▶ SET EXERCISE: Return every line of the data below that includes the string "title".

begin SUPPLIED RECORDS

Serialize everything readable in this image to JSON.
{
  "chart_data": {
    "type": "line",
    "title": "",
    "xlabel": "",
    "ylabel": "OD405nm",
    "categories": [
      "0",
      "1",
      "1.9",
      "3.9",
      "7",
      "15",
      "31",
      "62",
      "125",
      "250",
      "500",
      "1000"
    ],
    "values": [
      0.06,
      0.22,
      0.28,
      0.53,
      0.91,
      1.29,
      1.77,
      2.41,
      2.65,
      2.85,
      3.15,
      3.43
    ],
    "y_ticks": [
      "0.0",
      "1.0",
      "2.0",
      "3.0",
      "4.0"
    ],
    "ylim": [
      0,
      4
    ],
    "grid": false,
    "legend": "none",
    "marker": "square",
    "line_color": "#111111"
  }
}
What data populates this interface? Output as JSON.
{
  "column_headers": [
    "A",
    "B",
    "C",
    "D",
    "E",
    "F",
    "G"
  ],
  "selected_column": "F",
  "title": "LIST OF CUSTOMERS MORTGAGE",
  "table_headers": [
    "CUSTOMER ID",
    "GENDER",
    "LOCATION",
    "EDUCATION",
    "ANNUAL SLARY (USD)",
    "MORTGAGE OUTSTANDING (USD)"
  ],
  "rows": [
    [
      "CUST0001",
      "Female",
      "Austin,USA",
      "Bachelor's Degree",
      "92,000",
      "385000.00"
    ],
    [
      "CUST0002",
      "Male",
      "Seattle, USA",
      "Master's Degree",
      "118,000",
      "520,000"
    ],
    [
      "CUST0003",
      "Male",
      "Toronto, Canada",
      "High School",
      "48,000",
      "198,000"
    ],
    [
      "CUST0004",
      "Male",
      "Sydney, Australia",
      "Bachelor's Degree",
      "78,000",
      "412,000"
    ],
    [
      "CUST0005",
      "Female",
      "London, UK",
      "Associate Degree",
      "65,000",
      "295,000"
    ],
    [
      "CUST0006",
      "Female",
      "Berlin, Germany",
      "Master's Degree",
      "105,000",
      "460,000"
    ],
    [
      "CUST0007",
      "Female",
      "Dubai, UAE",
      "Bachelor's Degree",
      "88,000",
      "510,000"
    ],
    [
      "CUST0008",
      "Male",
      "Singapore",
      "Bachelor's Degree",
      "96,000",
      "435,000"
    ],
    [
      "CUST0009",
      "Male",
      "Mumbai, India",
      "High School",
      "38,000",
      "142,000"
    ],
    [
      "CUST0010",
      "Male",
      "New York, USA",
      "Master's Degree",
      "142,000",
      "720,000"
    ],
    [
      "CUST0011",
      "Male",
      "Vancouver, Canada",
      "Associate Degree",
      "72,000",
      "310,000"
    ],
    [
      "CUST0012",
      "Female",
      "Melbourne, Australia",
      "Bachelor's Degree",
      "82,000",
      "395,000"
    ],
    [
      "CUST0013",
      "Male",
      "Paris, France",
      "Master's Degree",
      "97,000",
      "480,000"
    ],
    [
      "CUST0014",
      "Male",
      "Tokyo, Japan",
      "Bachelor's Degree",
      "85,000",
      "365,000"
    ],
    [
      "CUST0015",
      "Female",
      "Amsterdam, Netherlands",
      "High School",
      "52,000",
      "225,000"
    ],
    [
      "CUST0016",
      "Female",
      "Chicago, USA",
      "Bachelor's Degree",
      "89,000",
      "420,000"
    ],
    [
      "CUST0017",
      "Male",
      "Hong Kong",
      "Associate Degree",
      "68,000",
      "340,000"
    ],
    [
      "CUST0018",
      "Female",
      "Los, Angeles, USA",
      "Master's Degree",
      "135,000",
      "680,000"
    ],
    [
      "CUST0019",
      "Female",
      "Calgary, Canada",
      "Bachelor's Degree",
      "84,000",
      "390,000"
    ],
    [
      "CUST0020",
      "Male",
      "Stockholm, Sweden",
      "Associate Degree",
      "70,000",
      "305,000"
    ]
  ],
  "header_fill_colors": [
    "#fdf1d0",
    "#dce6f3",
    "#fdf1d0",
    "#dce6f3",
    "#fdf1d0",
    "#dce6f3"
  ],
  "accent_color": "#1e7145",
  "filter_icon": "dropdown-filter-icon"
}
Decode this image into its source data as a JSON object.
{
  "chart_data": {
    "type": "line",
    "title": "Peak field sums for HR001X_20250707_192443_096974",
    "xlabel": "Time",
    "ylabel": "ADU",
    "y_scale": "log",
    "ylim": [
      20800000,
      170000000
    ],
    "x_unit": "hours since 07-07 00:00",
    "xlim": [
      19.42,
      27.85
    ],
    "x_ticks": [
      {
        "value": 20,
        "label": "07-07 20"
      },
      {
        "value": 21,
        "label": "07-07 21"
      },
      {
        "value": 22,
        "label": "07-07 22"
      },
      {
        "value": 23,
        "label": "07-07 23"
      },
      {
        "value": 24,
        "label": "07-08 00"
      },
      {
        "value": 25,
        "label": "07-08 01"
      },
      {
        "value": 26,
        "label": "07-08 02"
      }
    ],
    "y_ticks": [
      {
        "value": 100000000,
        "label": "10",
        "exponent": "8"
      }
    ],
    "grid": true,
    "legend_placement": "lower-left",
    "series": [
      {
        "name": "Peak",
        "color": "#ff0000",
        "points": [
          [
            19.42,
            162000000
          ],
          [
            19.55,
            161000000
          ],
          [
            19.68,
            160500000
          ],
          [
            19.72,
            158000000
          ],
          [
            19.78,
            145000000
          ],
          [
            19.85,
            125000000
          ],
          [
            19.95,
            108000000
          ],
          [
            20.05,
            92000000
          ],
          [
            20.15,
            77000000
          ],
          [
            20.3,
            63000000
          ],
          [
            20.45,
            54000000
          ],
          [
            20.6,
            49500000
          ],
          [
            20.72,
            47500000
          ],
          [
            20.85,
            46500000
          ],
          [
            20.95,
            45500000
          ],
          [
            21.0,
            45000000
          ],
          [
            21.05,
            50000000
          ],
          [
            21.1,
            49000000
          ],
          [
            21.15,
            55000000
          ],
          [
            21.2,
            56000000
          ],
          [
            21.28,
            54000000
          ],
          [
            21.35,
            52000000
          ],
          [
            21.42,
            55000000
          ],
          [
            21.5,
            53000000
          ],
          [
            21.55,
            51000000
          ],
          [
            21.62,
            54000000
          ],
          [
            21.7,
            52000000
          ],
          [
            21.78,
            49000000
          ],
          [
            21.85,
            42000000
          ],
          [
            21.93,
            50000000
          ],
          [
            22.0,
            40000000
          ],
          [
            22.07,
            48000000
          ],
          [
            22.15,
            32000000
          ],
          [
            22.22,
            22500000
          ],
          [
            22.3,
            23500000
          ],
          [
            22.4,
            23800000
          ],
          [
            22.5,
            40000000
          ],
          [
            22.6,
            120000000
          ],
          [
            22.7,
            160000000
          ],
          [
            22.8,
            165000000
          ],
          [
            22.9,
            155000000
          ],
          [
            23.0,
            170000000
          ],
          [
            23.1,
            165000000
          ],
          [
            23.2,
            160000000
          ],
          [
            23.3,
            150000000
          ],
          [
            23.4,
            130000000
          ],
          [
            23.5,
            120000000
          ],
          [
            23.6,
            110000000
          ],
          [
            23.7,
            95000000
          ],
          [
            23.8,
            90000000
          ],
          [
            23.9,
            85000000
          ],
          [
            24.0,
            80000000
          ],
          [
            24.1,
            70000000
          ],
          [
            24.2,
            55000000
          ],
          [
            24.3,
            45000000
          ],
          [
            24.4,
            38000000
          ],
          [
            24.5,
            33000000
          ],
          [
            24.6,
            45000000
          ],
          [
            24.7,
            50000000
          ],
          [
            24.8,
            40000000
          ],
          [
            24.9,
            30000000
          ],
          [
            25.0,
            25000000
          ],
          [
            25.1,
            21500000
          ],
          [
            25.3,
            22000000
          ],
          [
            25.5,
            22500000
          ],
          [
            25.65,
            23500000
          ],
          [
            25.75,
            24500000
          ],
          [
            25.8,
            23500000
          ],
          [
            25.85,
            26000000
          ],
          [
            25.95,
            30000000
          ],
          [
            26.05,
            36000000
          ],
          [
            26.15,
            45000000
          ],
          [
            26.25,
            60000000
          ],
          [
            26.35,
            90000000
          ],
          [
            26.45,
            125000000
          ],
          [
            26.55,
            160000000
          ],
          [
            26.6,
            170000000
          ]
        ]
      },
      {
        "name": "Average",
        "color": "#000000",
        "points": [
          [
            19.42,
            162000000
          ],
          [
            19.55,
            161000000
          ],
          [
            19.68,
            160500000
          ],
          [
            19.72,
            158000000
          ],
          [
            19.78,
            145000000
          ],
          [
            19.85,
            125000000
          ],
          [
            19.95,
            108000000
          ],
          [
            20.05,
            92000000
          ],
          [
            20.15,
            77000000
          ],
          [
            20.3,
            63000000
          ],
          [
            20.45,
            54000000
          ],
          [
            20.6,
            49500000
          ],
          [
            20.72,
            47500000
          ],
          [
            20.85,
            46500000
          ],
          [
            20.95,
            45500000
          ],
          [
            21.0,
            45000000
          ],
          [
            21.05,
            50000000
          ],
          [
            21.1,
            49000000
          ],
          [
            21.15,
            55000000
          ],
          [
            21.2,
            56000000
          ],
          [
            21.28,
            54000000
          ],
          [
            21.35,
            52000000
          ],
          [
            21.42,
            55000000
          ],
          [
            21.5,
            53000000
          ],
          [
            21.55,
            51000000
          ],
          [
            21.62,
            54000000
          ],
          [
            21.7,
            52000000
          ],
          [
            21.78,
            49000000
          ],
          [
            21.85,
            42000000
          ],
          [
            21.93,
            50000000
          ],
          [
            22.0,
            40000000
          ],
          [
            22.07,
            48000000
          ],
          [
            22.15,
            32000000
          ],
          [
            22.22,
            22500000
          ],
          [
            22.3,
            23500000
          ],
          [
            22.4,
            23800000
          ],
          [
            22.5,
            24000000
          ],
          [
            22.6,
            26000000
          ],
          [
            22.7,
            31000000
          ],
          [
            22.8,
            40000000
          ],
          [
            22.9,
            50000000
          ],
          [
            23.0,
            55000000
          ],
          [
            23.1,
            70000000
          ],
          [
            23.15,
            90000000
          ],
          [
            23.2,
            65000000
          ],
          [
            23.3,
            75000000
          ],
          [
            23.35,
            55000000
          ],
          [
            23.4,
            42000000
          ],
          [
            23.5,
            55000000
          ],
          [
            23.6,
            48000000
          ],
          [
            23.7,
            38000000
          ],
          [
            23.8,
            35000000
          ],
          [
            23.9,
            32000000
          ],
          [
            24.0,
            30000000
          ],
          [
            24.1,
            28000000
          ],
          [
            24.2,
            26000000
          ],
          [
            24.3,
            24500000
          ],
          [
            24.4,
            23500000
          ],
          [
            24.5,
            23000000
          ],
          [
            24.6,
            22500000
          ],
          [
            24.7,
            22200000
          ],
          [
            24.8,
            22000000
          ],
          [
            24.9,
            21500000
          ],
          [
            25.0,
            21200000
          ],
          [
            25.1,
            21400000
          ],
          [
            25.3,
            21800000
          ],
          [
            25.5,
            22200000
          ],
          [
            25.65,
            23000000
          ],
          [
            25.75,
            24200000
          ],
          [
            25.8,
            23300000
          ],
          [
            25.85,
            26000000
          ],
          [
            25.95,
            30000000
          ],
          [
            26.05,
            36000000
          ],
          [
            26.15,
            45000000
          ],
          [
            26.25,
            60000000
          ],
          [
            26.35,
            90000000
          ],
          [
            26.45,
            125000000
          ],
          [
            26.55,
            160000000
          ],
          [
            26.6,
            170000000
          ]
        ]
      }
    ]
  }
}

end SUPPLIED RECORDS

▶ EXERCISE RESULT:
    "title": "",
  "title": "LIST OF CUSTOMERS MORTGAGE",
    "title": "Peak field sums for HR001X_20250707_192443_096974",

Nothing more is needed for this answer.